Set problem:
Identify every line in the records below that contains the word "JSON", and copy each of those lines.

Rows:
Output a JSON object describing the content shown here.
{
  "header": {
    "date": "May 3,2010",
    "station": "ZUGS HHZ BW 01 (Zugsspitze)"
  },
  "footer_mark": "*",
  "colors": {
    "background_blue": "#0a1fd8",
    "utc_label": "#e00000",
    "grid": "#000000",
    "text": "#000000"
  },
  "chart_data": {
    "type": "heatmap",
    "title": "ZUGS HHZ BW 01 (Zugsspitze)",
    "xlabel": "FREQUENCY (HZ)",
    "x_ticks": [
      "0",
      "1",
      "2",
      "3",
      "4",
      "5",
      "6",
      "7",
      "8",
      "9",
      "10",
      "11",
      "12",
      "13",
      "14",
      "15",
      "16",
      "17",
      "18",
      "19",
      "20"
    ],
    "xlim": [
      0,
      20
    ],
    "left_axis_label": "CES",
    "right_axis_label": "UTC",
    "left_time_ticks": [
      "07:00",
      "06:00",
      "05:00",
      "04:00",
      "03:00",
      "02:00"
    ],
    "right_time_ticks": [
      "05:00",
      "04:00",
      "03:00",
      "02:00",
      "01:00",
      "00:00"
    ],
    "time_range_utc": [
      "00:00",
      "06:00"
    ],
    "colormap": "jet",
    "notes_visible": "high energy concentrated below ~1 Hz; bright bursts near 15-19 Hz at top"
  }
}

==

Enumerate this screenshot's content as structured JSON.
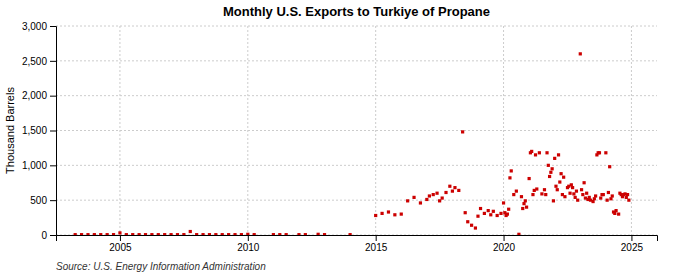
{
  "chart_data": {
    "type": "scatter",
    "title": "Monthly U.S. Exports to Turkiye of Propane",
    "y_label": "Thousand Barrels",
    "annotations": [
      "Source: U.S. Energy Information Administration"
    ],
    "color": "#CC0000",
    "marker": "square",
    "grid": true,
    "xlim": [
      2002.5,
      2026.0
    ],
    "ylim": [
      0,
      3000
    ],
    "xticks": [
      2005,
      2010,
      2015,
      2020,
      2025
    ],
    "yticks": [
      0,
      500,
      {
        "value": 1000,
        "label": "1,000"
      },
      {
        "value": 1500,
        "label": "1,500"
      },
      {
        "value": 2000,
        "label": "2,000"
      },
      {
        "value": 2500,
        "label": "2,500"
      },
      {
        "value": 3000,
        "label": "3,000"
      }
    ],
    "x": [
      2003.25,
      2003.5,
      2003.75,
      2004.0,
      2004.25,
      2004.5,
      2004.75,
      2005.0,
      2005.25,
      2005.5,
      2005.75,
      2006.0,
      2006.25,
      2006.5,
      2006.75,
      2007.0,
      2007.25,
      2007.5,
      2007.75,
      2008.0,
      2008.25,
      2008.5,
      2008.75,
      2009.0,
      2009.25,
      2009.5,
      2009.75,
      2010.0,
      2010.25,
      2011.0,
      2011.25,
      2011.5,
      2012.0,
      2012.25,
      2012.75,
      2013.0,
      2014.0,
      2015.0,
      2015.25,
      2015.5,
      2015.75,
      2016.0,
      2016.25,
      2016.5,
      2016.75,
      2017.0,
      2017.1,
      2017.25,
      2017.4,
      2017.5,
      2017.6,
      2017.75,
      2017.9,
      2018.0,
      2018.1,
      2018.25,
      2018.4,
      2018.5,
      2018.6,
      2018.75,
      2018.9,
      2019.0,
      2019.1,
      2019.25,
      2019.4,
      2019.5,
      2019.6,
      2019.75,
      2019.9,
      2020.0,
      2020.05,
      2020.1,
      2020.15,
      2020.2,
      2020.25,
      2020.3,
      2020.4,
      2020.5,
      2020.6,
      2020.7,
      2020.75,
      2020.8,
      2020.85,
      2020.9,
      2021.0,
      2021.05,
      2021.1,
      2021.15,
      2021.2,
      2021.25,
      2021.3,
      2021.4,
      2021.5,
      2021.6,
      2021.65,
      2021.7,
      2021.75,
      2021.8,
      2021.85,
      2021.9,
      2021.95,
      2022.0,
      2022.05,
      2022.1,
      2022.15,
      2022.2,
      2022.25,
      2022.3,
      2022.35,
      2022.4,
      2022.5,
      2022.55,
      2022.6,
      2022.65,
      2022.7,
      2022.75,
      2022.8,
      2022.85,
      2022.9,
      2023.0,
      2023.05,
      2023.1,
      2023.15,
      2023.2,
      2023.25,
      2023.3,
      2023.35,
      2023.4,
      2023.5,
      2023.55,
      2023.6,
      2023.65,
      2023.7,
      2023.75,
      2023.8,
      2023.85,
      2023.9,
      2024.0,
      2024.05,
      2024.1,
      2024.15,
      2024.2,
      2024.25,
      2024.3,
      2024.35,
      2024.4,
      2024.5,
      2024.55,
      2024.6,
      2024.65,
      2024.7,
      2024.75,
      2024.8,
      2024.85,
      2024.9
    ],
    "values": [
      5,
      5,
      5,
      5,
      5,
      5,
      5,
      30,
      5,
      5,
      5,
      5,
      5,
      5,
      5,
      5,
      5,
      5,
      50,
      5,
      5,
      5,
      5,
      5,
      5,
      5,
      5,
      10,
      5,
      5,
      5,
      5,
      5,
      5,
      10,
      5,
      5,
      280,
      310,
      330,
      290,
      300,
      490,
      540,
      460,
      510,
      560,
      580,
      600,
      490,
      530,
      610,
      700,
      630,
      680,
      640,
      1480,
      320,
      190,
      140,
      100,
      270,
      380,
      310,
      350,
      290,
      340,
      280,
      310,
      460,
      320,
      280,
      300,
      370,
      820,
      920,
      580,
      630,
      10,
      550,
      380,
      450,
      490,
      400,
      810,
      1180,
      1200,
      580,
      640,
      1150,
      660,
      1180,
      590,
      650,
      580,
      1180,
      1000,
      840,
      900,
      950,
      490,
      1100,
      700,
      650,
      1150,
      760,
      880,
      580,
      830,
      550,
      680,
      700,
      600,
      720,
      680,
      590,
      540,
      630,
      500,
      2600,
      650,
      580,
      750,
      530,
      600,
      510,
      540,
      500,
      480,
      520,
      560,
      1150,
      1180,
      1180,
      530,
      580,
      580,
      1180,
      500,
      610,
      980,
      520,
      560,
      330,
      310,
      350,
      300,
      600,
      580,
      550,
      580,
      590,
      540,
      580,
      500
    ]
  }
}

...

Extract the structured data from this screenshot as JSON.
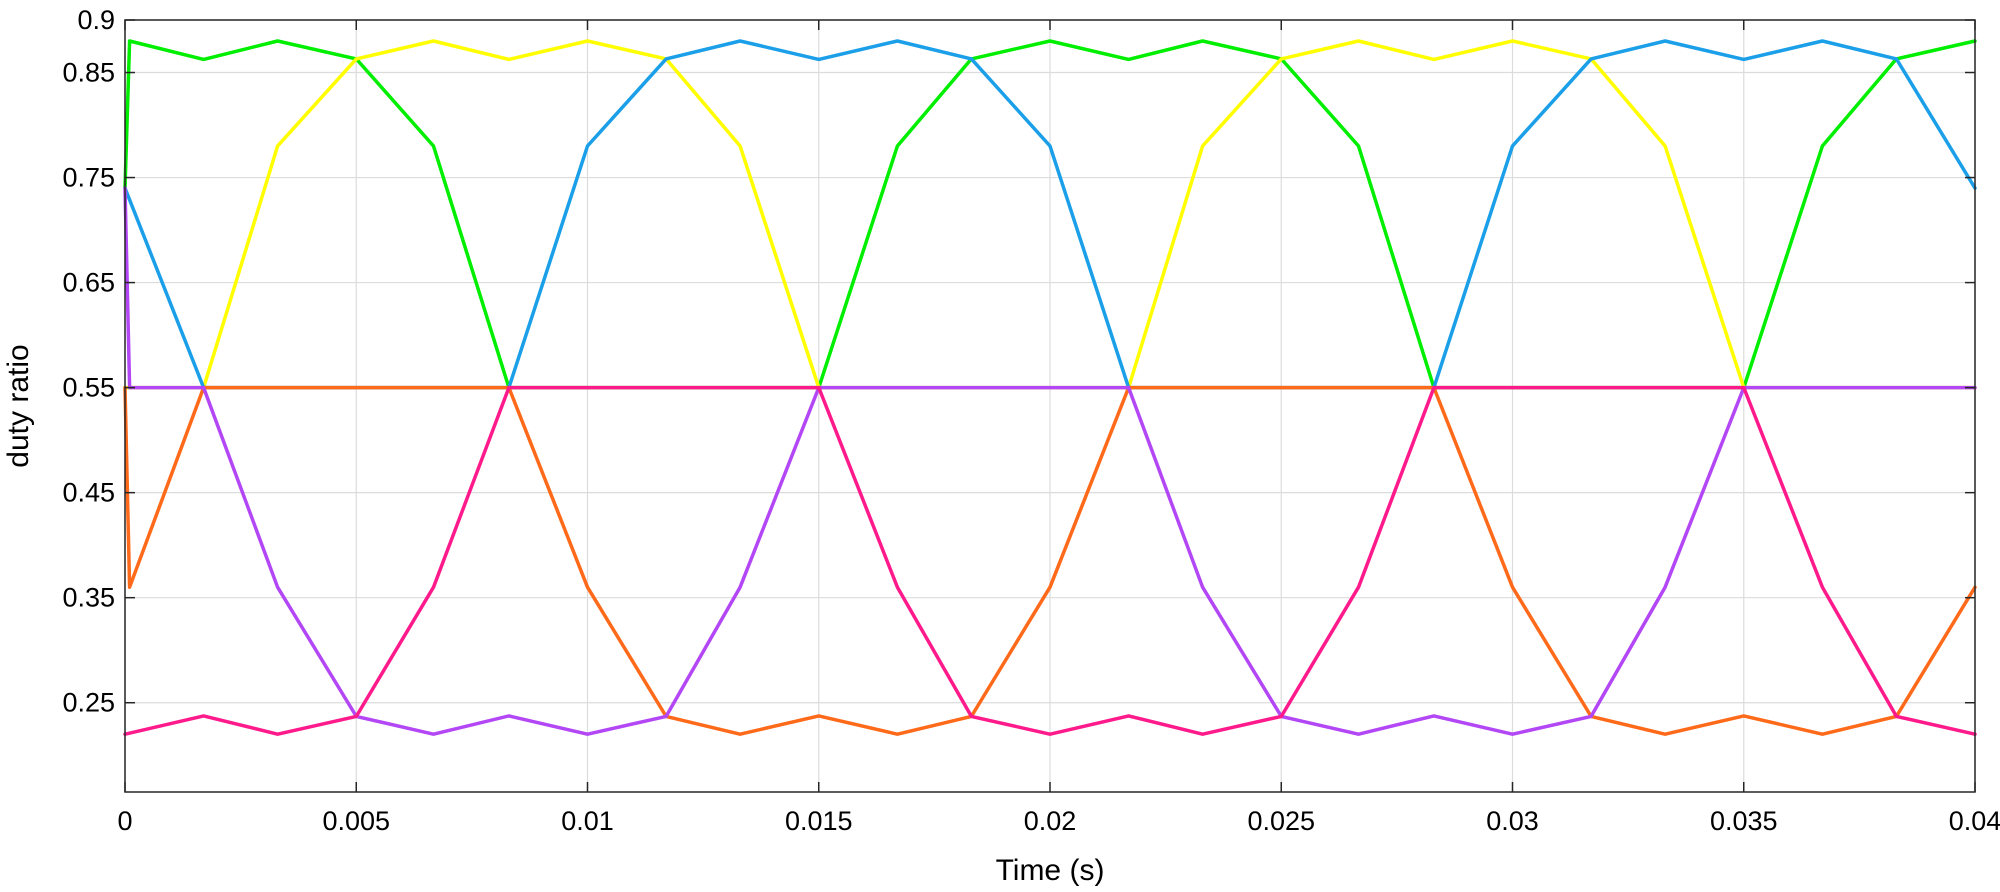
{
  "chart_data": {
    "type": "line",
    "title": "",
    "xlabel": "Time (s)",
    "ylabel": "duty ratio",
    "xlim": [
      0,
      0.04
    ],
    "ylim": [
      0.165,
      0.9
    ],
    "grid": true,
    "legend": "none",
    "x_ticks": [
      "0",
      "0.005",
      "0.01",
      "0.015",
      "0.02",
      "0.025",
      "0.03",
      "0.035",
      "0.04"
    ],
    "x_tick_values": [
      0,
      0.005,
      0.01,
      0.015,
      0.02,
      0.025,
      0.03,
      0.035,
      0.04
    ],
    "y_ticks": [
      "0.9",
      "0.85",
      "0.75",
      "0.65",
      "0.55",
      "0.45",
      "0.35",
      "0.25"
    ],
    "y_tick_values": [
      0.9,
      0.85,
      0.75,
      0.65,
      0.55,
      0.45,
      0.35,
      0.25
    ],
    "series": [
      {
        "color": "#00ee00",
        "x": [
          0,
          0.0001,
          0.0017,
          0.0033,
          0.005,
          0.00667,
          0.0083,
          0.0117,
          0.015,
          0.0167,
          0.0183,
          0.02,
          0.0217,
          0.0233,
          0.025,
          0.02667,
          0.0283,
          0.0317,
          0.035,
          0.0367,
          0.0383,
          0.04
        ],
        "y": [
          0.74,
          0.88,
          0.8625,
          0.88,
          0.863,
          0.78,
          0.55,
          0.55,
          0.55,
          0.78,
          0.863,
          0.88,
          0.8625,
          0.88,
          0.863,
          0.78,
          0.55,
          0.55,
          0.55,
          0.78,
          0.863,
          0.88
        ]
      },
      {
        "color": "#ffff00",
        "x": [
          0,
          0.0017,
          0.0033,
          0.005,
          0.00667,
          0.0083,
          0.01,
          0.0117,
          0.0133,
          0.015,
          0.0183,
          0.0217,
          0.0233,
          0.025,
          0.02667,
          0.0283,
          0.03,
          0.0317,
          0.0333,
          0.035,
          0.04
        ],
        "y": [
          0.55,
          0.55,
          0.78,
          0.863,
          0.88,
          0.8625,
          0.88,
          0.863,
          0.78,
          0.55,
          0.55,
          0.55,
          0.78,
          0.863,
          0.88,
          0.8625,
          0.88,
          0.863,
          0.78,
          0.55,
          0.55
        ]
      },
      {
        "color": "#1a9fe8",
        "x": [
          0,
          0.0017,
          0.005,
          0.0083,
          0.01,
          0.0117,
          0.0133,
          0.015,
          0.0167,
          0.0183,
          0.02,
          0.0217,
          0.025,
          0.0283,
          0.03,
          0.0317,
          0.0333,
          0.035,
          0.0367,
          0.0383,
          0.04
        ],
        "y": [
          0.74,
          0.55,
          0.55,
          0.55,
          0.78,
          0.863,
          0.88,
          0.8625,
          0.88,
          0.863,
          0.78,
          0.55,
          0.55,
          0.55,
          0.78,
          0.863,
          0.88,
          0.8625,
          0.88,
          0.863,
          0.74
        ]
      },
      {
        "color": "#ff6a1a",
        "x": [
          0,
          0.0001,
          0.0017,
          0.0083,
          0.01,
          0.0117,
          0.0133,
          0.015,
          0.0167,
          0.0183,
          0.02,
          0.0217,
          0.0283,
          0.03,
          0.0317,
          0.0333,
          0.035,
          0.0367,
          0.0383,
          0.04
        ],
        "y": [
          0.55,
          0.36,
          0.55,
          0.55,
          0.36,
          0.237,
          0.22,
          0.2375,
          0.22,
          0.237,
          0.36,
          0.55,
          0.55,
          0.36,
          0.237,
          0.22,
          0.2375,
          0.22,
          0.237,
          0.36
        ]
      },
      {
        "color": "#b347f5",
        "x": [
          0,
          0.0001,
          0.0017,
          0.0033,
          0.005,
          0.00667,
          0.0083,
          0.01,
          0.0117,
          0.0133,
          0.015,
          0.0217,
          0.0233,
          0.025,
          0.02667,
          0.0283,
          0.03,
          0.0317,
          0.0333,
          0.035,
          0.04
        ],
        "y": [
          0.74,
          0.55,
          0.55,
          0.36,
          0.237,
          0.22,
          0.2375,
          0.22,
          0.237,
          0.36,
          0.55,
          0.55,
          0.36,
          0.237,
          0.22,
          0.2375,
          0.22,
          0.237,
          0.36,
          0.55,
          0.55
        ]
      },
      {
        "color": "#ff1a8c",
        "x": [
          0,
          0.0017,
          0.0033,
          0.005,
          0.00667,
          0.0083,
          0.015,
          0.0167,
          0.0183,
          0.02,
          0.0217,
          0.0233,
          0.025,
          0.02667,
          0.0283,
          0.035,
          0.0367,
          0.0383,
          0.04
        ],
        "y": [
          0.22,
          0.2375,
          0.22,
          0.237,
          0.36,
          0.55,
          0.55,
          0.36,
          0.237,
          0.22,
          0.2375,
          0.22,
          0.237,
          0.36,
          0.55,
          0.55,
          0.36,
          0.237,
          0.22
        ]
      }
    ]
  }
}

Solution to this problem:
Output a JSON object describing the content shown here.
Enumerate this screenshot's content as structured JSON.
Extract the structured data from this screenshot as JSON.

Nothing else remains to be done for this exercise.